* **OBJECTIF**
Écrivez la suite de l'extrait ci-dessous sur les jeunes Sénégalais abandonnés par leur employeur à Casablanca, en reprenant juste après sa dernière phrase.

+++ EXTRAIT +++

Ils avaient quitté le Sénégal pleins d’espoir, portés par le rêve d’un avenir meilleur et animés par la volonté d’aider leurs proches restés au pays. Aujourd’hui, c’est la désillusion la plus totale. Plus de 200 jeunes Sénégalais, employés par la société de télémarketing RPCM, basée à Casablanca au Maroc, vivent une situation de détresse extrême.
Leur employeur, Jules Devot, directeur général de l’entreprise, a disparu sans laisser de trace, emportant avec lui les salaires du mois de juillet. Depuis cette fuite soudaine, ces travailleurs, déjà en situation précaire, se retrouvent totalement abandonnés : ni paiement, ni communication, ni assistance. À l’étranger, sans soutien, ils sont livrés à eux-mêmes, en butte à une réalité cruelle qu’ils n’avaient pas anticipée.

+++ EXTRAITS DE DONNÉES +++

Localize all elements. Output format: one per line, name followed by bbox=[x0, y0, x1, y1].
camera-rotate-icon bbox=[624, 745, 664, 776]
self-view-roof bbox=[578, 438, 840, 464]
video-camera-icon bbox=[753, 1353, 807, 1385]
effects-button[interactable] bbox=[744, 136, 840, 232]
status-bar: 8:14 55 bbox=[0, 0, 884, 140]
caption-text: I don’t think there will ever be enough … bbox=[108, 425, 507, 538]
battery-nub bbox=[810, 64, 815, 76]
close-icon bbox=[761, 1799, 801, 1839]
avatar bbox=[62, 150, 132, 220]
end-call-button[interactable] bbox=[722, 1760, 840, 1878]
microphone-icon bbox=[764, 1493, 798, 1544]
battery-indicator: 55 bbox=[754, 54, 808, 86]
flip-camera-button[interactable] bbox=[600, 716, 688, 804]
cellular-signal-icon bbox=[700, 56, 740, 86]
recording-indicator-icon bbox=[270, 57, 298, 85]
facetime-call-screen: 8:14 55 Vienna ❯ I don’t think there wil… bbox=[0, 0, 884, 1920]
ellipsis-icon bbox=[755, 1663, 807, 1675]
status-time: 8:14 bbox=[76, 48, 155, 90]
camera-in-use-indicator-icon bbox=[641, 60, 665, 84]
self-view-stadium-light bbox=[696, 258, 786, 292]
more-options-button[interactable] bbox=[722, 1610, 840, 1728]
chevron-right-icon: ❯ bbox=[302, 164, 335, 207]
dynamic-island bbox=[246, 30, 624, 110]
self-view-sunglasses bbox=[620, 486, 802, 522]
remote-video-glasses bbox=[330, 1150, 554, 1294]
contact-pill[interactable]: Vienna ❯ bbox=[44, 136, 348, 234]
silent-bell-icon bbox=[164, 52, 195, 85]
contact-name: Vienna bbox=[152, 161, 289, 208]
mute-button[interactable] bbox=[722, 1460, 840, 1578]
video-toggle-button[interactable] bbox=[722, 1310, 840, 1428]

+++

* **RÉPONSE**
Au-delà du préjudice financier, c’est un véritable drame humain qui se joue. Privés de leurs revenus, beaucoup ne peuvent plus subvenir à leurs besoins élémentaires, ni envoyer d’aide à leurs familles. Ce silence de l’administration de l’entreprise accentue leur isolement et révèle une faille inquiétante dans la protection des travailleurs migrants.
Cette affaire met en lumière les conditions souvent précaires dans lesquelles de nombreux jeunes Africains sont recrutés à l’étranger, parfois sans contrat formel ni garanties sociales. Elle interpelle aussi les autorités sénégalaises et marocaines sur leur responsabilité à veiller au respect des droits des travailleurs expatriés.
Face à cette situation alarmante, les appels à l’aide se multiplient au sein de la diaspora. La communauté sénégalaise, les ONG et les institutions consulaires sont interpellées pour qu’une solution urgente soit trouvée afin de venir en aide à ces jeunes aujourd’hui en grande détresse.